EXCERPTED RECORDS:

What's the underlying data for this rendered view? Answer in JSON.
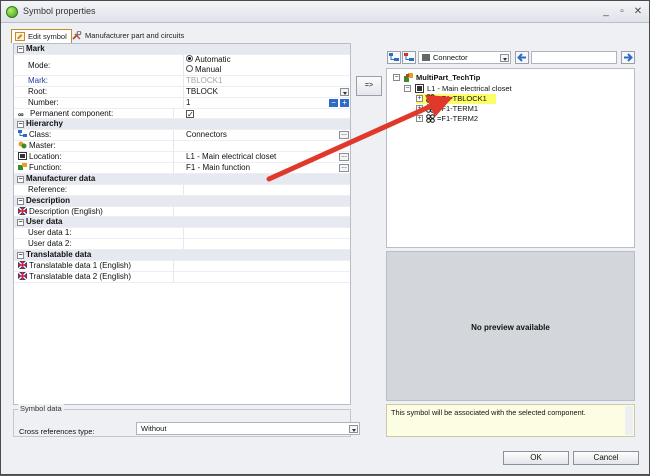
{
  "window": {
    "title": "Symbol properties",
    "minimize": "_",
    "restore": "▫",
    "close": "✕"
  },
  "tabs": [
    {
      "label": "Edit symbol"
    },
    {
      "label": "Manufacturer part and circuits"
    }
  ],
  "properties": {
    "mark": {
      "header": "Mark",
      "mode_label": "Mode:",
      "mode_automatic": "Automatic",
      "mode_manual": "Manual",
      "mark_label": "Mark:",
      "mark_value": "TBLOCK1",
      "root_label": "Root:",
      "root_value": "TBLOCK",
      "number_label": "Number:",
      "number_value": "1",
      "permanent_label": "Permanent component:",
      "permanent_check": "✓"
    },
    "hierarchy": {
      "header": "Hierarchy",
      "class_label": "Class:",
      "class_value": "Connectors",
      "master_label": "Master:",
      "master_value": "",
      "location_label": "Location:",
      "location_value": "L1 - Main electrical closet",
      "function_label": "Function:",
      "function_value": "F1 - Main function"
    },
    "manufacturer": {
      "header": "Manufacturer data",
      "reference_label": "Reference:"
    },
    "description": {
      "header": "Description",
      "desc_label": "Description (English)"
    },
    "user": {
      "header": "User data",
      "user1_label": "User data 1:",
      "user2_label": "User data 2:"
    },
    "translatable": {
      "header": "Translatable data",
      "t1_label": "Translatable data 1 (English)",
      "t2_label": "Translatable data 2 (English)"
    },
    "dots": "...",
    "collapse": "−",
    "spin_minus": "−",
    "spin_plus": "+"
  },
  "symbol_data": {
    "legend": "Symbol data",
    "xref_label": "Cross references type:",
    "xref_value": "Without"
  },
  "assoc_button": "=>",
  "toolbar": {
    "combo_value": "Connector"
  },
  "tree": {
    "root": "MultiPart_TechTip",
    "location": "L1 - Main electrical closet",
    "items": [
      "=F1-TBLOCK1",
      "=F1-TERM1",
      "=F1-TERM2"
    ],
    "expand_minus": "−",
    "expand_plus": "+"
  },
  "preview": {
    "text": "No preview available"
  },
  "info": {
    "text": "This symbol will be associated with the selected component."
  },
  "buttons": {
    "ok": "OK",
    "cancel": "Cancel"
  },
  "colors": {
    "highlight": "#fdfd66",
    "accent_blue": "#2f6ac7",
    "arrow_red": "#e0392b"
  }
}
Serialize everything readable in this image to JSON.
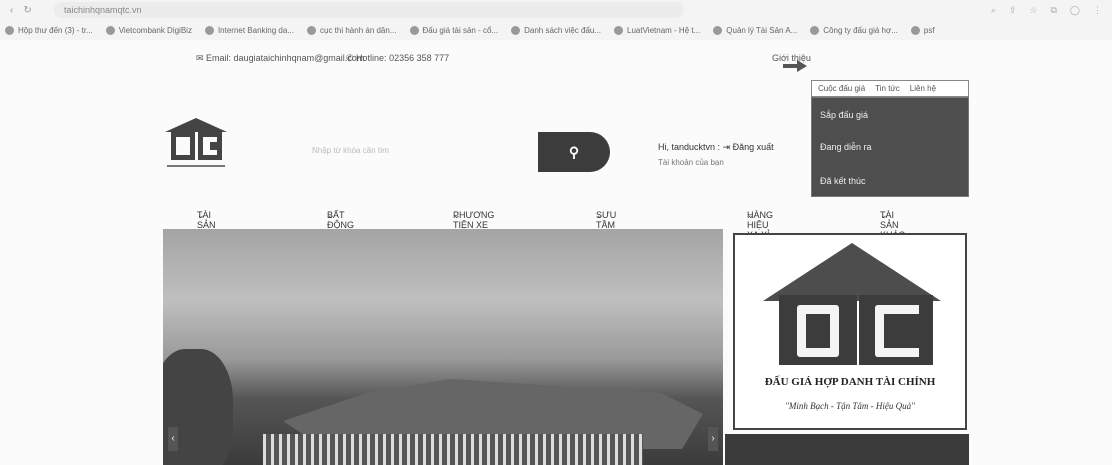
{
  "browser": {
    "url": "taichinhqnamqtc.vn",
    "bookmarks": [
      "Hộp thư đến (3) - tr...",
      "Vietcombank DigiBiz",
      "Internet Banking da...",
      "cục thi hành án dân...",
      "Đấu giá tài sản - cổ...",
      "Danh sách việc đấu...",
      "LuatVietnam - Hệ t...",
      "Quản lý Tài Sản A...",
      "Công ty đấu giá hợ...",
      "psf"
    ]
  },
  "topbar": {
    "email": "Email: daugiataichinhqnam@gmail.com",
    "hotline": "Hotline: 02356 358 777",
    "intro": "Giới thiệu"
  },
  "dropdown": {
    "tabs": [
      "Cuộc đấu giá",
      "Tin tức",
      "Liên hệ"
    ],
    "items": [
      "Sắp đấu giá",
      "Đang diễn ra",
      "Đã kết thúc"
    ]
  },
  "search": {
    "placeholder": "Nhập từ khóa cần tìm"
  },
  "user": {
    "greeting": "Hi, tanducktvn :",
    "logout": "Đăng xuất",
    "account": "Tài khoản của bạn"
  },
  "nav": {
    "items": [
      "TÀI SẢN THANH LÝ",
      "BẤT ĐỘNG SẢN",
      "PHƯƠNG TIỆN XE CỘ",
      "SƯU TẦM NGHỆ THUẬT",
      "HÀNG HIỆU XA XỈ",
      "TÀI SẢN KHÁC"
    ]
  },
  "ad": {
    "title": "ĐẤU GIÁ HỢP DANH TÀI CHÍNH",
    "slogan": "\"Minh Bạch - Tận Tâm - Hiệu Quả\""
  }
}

JOB: Print out the whole of the material word for word, without pictures.

RESULT BELOW:
What's the underlying data for this rendered view? Answer in JSON.
{
  "window": {
    "title": "Symbol properties",
    "minimize": "_",
    "restore": "▫",
    "close": "✕"
  },
  "tabs": [
    {
      "label": "Edit symbol"
    },
    {
      "label": "Manufacturer part and circuits"
    }
  ],
  "properties": {
    "mark": {
      "header": "Mark",
      "mode_label": "Mode:",
      "mode_automatic": "Automatic",
      "mode_manual": "Manual",
      "mark_label": "Mark:",
      "mark_value": "TBLOCK1",
      "root_label": "Root:",
      "root_value": "TBLOCK",
      "number_label": "Number:",
      "number_value": "1",
      "permanent_label": "Permanent component:",
      "permanent_check": "✓"
    },
    "hierarchy": {
      "header": "Hierarchy",
      "class_label": "Class:",
      "class_value": "Connectors",
      "master_label": "Master:",
      "master_value": "",
      "location_label": "Location:",
      "location_value": "L1 - Main electrical closet",
      "function_label": "Function:",
      "function_value": "F1 - Main function"
    },
    "manufacturer": {
      "header": "Manufacturer data",
      "reference_label": "Reference:"
    },
    "description": {
      "header": "Description",
      "desc_label": "Description (English)"
    },
    "user": {
      "header": "User data",
      "user1_label": "User data 1:",
      "user2_label": "User data 2:"
    },
    "translatable": {
      "header": "Translatable data",
      "t1_label": "Translatable data 1 (English)",
      "t2_label": "Translatable data 2 (English)"
    },
    "dots": "...",
    "collapse": "−",
    "spin_minus": "−",
    "spin_plus": "+"
  },
  "symbol_data": {
    "legend": "Symbol data",
    "xref_label": "Cross references type:",
    "xref_value": "Without"
  },
  "assoc_button": "=>",
  "toolbar": {
    "combo_value": "Connector"
  },
  "tree": {
    "root": "MultiPart_TechTip",
    "location": "L1 - Main electrical closet",
    "items": [
      "=F1-TBLOCK1",
      "=F1-TERM1",
      "=F1-TERM2"
    ],
    "expand_minus": "−",
    "expand_plus": "+"
  },
  "preview": {
    "text": "No preview available"
  },
  "info": {
    "text": "This symbol will be associated with the selected component."
  },
  "buttons": {
    "ok": "OK",
    "cancel": "Cancel"
  },
  "colors": {
    "highlight": "#fdfd66",
    "accent_blue": "#2f6ac7",
    "arrow_red": "#e0392b"
  }
}
Serialize everything readable in this image to JSON.
{
  "browser": {
    "url": "taichinhqnamqtc.vn",
    "bookmarks": [
      "Hộp thư đến (3) - tr...",
      "Vietcombank DigiBiz",
      "Internet Banking da...",
      "cục thi hành án dân...",
      "Đấu giá tài sản - cổ...",
      "Danh sách việc đấu...",
      "LuatVietnam - Hệ t...",
      "Quản lý Tài Sản A...",
      "Công ty đấu giá hợ...",
      "psf"
    ]
  },
  "topbar": {
    "email": "Email: daugiataichinhqnam@gmail.com",
    "hotline": "Hotline: 02356 358 777",
    "intro": "Giới thiệu"
  },
  "dropdown": {
    "tabs": [
      "Cuộc đấu giá",
      "Tin tức",
      "Liên hệ"
    ],
    "items": [
      "Sắp đấu giá",
      "Đang diễn ra",
      "Đã kết thúc"
    ]
  },
  "search": {
    "placeholder": "Nhập từ khóa cần tìm"
  },
  "user": {
    "greeting": "Hi, tanducktvn :",
    "logout": "Đăng xuất",
    "account": "Tài khoản của bạn"
  },
  "nav": {
    "items": [
      "TÀI SẢN THANH LÝ",
      "BẤT ĐỘNG SẢN",
      "PHƯƠNG TIỆN XE CỘ",
      "SƯU TẦM NGHỆ THUẬT",
      "HÀNG HIỆU XA XỈ",
      "TÀI SẢN KHÁC"
    ]
  },
  "ad": {
    "title": "ĐẤU GIÁ HỢP DANH TÀI CHÍNH",
    "slogan": "\"Minh Bạch - Tận Tâm - Hiệu Quả\""
  }
}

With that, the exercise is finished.